# Extract provided
The two-platoon system is a tactic in American football enabled by rules allowing unlimited substitution adopted during the 1940s. The "two platoons", offense and defense, are an integral part of the modern game today.

History

In its earliest iteration, American football -- like the sport of rugby whence it sprung -- featured squads of players alternating on offense and defense in continuous action without leaving the field. This one-platoon system was mandated by rule. Prior to 1932, a player removed during the first half could not return to the field until the second half, while a player removed in the second half was lost for the game. With no limits to the size of a college football roster, a severe competitive advantage was thereby created for large collegiate football programs, which could send in multiple waves of talented players; smaller schools typically experienced a severe talent drop-off between starters and reserves. This provided the impetus for reform of the substitution rule effective with the 1933 season. Henceforth, players could be removed from the game for rest and recuperation and return to action once per quarter. This allowed talented starters to spend more time on the field, enabling small programs to remain more competitive with their larger peers.

A lack of players during World War II, during which many able-bodied college-age men volunteered for or were drafted into military service, provided the rationale for a further loosening of substitution rules. A rule allowing unlimited substitution was initiated, with players now permitted to rest and return as many times as they wished per quarter. The limited pool of talented players was thus better conserved. This rules change had the corollary effect of opening the game to offensive and defensive specialization -- the so-called "two-platoon" system.

The first known use of the "two-platoon" system was by Michigan head coach Fritz Crisler in 1945 against an Army team under head coach "Colonel" Earl "Red" Blaik.

# Entries shown

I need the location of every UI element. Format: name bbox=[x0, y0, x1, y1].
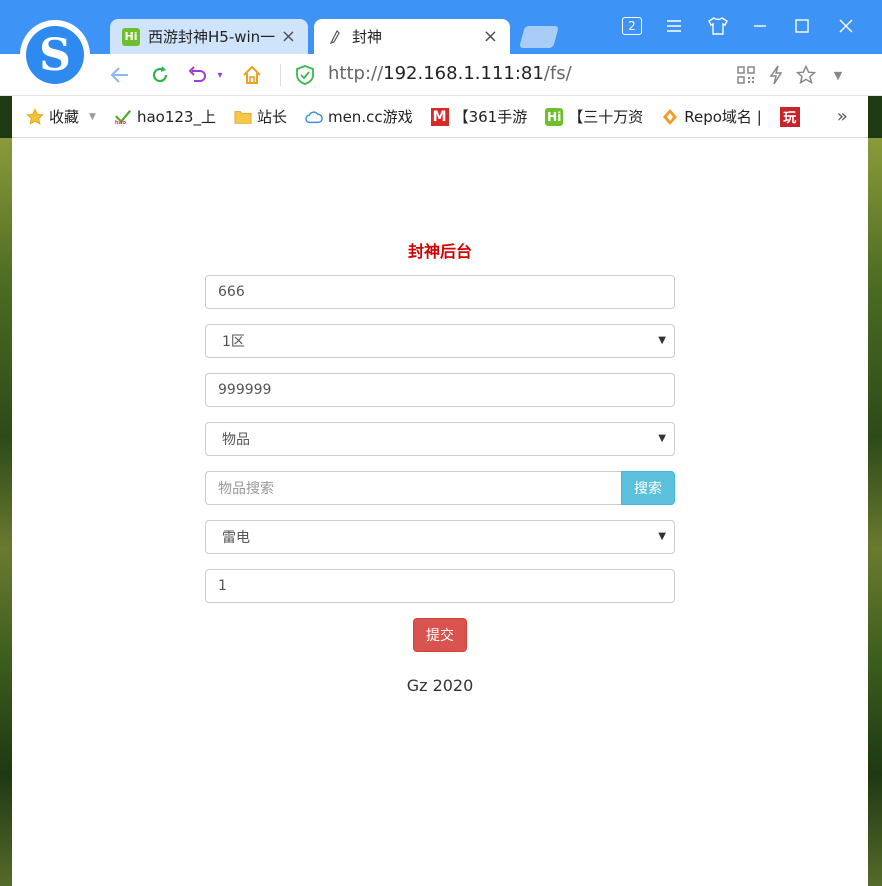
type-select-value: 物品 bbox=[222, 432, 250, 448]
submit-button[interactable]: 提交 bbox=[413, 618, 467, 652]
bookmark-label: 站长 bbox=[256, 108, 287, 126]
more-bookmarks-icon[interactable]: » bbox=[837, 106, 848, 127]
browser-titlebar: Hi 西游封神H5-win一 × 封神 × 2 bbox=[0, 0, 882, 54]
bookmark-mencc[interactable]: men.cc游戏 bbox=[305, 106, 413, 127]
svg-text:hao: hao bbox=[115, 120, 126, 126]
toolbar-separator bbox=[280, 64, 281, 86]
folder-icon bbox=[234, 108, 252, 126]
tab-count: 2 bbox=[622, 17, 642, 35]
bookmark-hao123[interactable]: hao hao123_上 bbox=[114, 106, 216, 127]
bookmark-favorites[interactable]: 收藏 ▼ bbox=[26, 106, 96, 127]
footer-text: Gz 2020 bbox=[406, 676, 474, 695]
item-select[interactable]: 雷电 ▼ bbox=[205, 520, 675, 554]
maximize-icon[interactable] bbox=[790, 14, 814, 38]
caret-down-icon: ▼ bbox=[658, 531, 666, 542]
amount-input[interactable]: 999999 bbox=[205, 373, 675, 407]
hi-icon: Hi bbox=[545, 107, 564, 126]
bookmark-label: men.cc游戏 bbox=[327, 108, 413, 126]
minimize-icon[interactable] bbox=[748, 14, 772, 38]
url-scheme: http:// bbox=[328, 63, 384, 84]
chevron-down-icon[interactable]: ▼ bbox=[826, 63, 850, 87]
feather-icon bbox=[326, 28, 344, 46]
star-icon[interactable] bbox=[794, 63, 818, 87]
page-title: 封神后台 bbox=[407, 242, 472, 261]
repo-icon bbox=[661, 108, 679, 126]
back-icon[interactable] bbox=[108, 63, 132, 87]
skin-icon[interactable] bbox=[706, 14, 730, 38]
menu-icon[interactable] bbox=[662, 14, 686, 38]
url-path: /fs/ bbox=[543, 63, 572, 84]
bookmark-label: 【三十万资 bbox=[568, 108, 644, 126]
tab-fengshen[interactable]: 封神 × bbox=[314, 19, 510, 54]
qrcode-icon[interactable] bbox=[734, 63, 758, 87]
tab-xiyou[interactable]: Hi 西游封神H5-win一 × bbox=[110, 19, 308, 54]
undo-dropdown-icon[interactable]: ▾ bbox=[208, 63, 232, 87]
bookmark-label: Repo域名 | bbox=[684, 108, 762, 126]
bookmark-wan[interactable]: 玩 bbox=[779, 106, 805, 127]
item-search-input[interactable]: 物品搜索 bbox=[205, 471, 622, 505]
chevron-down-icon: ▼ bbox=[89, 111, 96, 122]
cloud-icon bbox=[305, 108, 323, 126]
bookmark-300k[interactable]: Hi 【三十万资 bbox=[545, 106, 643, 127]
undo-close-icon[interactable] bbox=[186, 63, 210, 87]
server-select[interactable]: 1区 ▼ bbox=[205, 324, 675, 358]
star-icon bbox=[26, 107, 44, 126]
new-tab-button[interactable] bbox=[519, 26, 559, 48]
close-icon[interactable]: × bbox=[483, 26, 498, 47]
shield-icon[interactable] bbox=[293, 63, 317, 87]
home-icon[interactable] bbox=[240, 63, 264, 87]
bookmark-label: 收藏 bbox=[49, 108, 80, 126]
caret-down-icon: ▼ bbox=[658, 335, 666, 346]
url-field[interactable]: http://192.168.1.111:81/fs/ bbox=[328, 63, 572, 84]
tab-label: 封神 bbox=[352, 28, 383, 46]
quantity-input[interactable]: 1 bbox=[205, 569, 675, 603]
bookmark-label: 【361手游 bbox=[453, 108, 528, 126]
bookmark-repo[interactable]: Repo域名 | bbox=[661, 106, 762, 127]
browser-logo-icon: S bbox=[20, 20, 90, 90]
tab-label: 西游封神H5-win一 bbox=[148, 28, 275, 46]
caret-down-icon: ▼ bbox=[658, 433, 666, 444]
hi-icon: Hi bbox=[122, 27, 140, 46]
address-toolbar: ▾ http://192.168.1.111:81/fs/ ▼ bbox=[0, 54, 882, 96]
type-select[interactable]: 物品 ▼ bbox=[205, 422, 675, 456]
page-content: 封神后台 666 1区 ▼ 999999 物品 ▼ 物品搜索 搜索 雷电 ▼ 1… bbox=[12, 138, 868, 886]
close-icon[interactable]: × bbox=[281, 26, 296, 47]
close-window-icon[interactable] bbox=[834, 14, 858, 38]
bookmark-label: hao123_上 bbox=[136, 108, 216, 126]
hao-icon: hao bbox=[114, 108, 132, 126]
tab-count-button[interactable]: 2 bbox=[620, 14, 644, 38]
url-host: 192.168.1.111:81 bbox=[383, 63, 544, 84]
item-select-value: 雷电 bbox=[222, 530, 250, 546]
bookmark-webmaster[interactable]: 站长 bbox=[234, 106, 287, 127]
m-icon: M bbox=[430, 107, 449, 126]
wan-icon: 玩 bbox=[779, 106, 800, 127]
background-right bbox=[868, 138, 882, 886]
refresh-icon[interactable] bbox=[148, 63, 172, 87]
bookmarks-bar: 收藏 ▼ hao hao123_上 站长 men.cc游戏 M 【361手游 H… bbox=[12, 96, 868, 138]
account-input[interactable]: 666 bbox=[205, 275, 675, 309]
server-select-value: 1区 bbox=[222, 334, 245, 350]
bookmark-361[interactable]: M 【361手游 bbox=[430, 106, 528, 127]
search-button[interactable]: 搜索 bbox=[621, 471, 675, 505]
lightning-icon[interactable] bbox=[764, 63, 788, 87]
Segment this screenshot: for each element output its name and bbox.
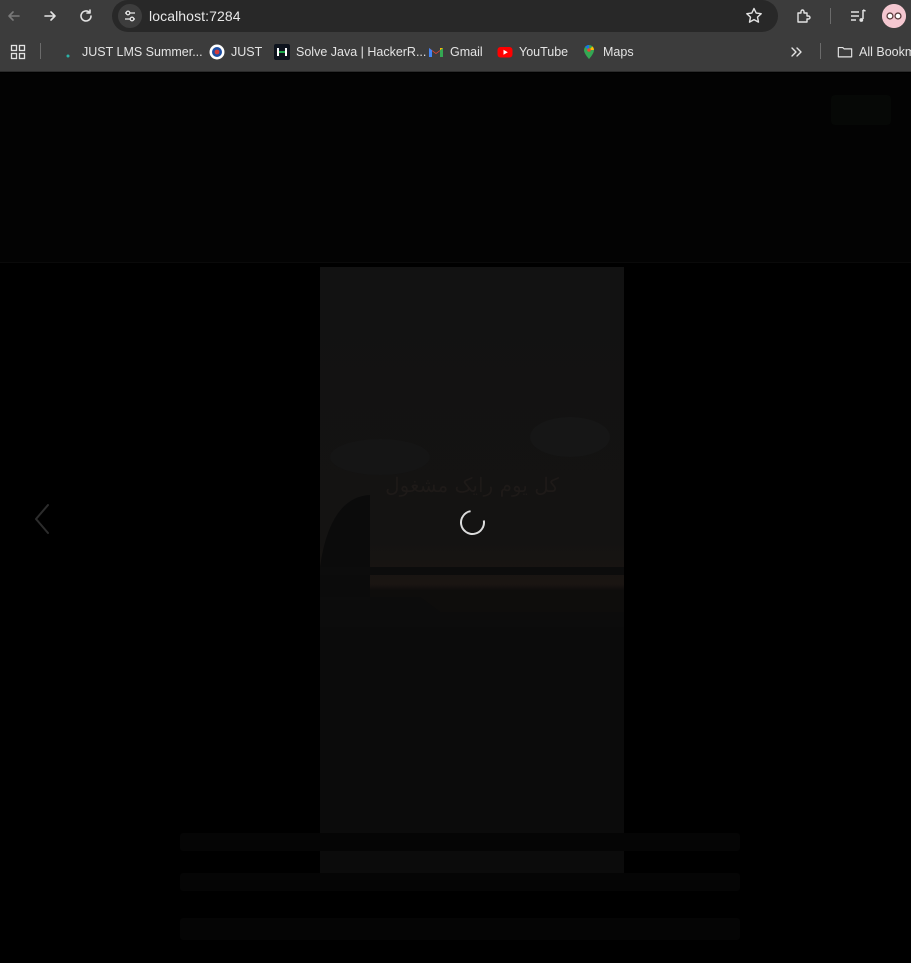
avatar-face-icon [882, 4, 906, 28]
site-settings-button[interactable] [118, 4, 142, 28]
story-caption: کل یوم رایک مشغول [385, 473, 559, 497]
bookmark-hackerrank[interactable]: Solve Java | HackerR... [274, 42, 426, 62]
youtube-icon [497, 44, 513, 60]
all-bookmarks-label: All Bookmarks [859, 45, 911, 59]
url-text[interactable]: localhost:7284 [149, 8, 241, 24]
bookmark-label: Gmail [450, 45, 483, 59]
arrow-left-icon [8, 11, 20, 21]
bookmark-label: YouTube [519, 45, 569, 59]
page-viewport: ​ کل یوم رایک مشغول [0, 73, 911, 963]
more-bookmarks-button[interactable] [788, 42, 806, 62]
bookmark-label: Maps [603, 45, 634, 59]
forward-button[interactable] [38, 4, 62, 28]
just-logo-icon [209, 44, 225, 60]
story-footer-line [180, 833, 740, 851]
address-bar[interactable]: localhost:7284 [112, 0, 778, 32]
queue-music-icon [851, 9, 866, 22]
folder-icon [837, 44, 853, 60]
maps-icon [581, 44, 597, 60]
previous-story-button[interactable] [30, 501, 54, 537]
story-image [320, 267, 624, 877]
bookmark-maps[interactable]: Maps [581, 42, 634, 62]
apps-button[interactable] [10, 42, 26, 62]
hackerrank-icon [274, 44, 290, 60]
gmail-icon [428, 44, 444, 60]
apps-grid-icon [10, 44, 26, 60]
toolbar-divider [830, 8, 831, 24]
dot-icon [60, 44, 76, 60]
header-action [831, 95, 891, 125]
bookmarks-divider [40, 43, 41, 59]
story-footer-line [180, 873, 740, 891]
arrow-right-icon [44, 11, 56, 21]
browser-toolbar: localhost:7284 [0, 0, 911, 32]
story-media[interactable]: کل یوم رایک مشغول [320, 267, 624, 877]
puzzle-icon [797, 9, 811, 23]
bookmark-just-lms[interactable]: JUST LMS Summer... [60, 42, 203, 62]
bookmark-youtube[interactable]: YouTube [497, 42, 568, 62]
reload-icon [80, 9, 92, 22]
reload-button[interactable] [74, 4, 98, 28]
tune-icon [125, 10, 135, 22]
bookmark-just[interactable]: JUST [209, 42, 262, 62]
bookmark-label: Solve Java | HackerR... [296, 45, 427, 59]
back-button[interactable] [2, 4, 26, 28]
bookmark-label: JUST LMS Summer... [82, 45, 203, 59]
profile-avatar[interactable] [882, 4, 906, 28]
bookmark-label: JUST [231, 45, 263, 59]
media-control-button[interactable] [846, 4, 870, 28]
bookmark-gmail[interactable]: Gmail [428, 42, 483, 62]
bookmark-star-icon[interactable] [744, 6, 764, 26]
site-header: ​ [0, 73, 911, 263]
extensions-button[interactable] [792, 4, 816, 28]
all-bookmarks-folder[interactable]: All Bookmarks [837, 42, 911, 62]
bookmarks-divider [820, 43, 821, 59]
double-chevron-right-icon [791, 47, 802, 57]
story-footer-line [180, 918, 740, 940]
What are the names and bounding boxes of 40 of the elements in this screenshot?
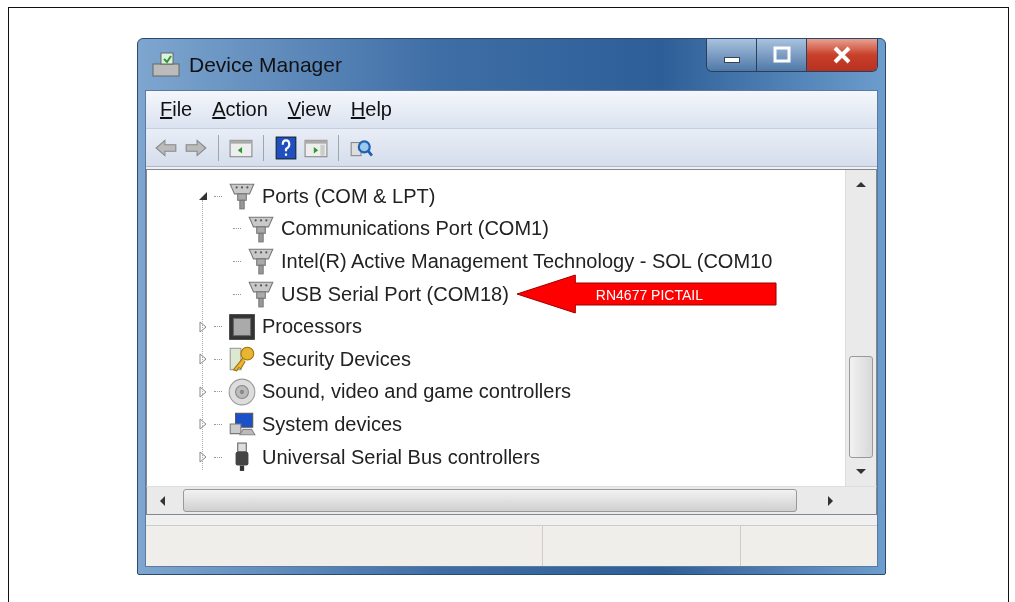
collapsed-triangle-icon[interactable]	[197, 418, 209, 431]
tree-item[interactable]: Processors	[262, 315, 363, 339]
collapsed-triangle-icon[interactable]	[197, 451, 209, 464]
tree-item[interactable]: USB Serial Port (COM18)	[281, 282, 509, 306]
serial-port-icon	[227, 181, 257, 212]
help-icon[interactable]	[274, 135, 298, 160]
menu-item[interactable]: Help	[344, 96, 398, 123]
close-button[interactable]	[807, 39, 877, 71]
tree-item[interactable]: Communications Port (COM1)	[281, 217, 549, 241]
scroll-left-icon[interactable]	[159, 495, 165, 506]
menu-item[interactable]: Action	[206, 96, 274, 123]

# What to work on
Answer these from the two-platoon system text above:
1. Before 1932, what happened to a player removed during the second half?
2. Starting with the 1933 season, how often could a removed player return to action?
3. Which Michigan head coach made the first known use of the "two-platoon" system, and in what year?

# Solution
1. The player was lost for the game.
2. Once per quarter.
3. Fritz Crisler, in 1945.